begin
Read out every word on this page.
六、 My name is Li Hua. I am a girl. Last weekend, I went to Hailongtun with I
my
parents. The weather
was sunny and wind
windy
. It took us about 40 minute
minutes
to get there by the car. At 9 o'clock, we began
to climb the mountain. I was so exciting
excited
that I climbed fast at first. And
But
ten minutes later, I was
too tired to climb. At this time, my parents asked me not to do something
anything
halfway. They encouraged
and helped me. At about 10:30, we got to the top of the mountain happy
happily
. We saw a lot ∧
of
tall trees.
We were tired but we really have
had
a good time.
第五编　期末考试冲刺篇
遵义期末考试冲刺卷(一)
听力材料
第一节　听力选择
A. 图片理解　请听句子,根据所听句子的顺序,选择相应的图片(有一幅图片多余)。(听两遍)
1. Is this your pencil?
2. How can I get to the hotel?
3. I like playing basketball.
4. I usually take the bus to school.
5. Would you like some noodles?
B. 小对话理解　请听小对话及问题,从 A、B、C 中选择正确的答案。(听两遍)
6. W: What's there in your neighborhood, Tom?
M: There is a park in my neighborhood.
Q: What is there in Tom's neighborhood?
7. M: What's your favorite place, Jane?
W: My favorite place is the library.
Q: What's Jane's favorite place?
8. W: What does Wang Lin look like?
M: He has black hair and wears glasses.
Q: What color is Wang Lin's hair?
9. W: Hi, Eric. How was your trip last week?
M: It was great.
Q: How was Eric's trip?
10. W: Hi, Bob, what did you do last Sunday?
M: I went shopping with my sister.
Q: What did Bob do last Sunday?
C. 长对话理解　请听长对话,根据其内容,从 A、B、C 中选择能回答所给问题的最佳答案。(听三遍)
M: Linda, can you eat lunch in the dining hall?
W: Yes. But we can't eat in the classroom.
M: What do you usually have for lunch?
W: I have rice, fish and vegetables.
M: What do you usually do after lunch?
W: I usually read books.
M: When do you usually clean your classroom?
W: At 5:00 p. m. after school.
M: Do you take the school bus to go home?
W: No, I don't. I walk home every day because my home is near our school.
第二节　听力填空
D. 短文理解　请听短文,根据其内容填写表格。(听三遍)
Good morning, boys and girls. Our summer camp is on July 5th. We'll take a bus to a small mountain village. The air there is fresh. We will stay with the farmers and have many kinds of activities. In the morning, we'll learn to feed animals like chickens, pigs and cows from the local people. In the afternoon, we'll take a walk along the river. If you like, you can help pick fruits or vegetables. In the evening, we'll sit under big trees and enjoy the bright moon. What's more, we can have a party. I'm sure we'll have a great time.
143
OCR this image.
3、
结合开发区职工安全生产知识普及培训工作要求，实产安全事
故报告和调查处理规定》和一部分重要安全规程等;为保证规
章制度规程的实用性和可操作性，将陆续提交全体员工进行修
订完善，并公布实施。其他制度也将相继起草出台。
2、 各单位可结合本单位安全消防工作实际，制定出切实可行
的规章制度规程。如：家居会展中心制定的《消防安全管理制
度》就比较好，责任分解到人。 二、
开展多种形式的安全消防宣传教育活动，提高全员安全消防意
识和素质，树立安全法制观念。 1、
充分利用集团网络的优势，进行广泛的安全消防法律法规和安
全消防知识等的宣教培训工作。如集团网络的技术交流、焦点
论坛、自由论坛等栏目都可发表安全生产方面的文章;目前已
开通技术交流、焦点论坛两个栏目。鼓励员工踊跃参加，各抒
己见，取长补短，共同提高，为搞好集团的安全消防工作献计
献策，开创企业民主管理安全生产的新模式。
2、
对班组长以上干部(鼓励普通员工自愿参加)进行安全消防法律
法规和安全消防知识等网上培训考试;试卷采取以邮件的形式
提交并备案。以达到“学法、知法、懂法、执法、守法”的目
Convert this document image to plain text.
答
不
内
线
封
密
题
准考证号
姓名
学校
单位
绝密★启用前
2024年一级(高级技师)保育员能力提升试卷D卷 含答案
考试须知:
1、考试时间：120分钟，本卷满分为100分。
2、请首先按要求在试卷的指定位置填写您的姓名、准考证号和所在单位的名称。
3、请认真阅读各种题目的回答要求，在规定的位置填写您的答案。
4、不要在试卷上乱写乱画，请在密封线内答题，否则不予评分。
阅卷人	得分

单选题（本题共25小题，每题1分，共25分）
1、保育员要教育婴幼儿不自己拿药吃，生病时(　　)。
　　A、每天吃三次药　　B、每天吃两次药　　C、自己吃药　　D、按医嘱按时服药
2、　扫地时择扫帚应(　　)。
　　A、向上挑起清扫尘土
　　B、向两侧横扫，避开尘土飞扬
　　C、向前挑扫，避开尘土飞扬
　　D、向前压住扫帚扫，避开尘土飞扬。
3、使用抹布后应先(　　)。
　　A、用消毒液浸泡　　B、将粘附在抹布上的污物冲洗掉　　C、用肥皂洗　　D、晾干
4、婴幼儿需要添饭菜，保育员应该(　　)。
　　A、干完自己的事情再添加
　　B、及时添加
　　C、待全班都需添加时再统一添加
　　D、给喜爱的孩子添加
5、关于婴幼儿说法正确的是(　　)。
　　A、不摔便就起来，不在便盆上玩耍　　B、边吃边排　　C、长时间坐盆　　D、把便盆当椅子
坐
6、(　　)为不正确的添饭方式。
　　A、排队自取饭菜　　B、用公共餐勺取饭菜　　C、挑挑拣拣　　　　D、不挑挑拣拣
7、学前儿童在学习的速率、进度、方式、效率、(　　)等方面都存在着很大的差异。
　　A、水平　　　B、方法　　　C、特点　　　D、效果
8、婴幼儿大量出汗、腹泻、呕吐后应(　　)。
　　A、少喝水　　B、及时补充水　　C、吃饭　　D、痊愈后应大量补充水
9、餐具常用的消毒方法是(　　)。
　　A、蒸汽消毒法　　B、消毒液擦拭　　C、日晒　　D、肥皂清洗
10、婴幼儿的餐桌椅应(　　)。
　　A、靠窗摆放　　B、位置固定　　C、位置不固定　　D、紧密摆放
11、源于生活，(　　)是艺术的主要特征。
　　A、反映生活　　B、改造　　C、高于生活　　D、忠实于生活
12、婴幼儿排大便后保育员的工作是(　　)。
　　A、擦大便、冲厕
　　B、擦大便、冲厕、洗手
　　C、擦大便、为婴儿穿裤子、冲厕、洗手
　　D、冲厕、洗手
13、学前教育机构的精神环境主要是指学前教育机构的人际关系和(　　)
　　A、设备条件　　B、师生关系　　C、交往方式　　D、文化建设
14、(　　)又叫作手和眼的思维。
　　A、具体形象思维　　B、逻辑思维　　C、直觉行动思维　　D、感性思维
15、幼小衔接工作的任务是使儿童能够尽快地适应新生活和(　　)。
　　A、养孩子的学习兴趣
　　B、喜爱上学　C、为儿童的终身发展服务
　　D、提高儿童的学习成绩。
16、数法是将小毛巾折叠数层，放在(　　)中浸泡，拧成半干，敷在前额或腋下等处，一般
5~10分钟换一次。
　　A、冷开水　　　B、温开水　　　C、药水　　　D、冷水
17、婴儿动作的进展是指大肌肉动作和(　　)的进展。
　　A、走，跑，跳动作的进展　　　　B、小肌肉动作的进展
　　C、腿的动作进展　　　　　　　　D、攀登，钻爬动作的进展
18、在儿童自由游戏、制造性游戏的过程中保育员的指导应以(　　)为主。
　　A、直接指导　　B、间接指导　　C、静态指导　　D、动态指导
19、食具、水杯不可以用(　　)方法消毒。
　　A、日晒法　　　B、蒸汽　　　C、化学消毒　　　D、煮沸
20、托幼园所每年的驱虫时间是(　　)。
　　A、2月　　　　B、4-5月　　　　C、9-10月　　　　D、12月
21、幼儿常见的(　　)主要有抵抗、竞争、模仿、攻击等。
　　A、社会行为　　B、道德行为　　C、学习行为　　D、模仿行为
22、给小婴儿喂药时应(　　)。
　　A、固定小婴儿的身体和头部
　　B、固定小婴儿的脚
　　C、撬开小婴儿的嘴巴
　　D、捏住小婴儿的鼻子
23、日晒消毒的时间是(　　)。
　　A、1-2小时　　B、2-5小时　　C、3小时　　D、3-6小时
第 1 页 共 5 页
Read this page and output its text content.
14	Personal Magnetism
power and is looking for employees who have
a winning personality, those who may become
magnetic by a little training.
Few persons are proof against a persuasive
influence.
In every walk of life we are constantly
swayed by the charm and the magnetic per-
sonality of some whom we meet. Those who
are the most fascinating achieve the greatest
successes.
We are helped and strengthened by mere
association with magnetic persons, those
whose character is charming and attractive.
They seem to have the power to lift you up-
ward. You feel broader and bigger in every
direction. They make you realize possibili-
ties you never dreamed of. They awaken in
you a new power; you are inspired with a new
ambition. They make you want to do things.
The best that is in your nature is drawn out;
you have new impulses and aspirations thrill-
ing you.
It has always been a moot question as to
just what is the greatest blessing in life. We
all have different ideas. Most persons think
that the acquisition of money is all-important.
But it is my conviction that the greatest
end
▶ Work to complete:
Where a line of the records above holds the word "image", copy that line.

▶ Problem solution:
OCR this image.
Convert this document image to plain text.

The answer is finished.